→ **REQUEST**
Output all of the records exactly as written.

→ **EXTRACTED ENTRIES**

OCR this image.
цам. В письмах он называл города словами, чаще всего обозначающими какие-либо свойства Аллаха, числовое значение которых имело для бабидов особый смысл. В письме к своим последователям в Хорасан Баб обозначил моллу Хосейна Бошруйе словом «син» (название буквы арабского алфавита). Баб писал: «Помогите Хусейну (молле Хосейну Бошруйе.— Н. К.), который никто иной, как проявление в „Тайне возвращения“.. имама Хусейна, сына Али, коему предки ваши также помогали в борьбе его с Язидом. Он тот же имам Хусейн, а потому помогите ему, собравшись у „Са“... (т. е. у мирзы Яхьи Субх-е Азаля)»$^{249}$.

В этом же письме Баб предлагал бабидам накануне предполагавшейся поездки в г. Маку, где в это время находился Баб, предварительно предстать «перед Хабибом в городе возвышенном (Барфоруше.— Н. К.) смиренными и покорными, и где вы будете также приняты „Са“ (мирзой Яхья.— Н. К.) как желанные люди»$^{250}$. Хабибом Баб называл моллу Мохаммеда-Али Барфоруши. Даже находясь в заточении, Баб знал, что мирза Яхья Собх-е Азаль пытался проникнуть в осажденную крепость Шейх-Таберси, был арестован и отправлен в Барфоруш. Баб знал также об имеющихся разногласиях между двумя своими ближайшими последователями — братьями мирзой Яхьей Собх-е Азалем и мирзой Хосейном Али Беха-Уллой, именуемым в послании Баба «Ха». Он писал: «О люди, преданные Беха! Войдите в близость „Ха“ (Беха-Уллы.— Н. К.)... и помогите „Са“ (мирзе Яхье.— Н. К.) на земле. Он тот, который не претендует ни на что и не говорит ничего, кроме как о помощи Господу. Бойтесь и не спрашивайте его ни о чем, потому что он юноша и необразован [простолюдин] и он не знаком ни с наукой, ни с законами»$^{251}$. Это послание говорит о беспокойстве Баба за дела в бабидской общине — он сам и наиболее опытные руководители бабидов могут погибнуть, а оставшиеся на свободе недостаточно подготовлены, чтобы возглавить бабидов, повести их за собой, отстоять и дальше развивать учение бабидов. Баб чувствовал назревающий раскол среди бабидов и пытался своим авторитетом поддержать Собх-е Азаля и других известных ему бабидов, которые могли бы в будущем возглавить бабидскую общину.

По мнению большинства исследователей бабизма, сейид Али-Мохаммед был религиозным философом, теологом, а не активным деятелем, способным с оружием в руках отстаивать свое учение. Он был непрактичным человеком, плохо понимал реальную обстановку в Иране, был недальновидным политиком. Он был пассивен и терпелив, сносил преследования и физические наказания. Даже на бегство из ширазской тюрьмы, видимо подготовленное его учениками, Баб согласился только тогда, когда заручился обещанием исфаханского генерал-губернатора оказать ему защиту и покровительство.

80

→ **ANSWER TO THIS TASK**
OCR this image.
цам. В письмах он называл города словами, чаще всего обозначающими какие-либо свойства Аллаха, числовое значение которых имело для бабидов особый смысл. В письме к своим последователям в Хорасан Баб обозначил моллу Хосейна Бошруйе словом «син» (название буквы арабского алфавита). Баб писал: «Помогите Хусейну (молле Хосейну Бошруйе.— Н. К.), который никто иной, как проявление в „Тайне возвращения“.. имама Хусейна, сына Али, коему предки ваши также помогали в борьбе его с Язидом. Он тот же имам Хусейн, а потому помогите ему, собравшись у „Са“... (т. е. у мирзы Яхьи Субх-е Азаля)»$^{249}$.

В этом же письме Баб предлагал бабидам накануне предполагавшейся поездки в г. Маку, где в это время находился Баб, предварительно предстать «перед Хабибом в городе возвышенном (Барфоруше.— Н. К.) смиренными и покорными, и где вы будете также приняты „Са“ (мирзой Яхья.— Н. К.) как желанные люди»$^{250}$. Хабибом Баб называл моллу Мохаммеда-Али Барфоруши. Даже находясь в заточении, Баб знал, что мирза Яхья Собх-е Азаль пытался проникнуть в осажденную крепость Шейх-Таберси, был арестован и отправлен в Барфоруш. Баб знал также об имеющихся разногласиях между двумя своими ближайшими последователями — братьями мирзой Яхьей Собх-е Азалем и мирзой Хосейном Али Беха-Уллой, именуемым в послании Баба «Ха». Он писал: «О люди, преданные Беха! Войдите в близость „Ха“ (Беха-Уллы.— Н. К.)... и помогите „Са“ (мирзе Яхье.— Н. К.) на земле. Он тот, который не претендует ни на что и не говорит ничего, кроме как о помощи Господу. Бойтесь и не спрашивайте его ни о чем, потому что он юноша и необразован [простолюдин] и он не знаком ни с наукой, ни с законами»$^{251}$. Это послание говорит о беспокойстве Баба за дела в бабидской общине — он сам и наиболее опытные руководители бабидов могут погибнуть, а оставшиеся на свободе недостаточно подготовлены, чтобы возглавить бабидов, повести их за собой, отстоять и дальше развивать учение бабидов. Баб чувствовал назревающий раскол среди бабидов и пытался своим авторитетом поддержать Собх-е Азаля и других известных ему бабидов, которые могли бы в будущем возглавить бабидскую общину.

По мнению большинства исследователей бабизма, сейид Али-Мохаммед был религиозным философом, теологом, а не активным деятелем, способным с оружием в руках отстаивать свое учение. Он был непрактичным человеком, плохо понимал реальную обстановку в Иране, был недальновидным политиком. Он был пассивен и терпелив, сносил преследования и физические наказания. Даже на бегство из ширазской тюрьмы, видимо подготовленное его учениками, Баб согласился только тогда, когда заручился обещанием исфаханского генерал-губернатора оказать ему защиту и покровительство.

80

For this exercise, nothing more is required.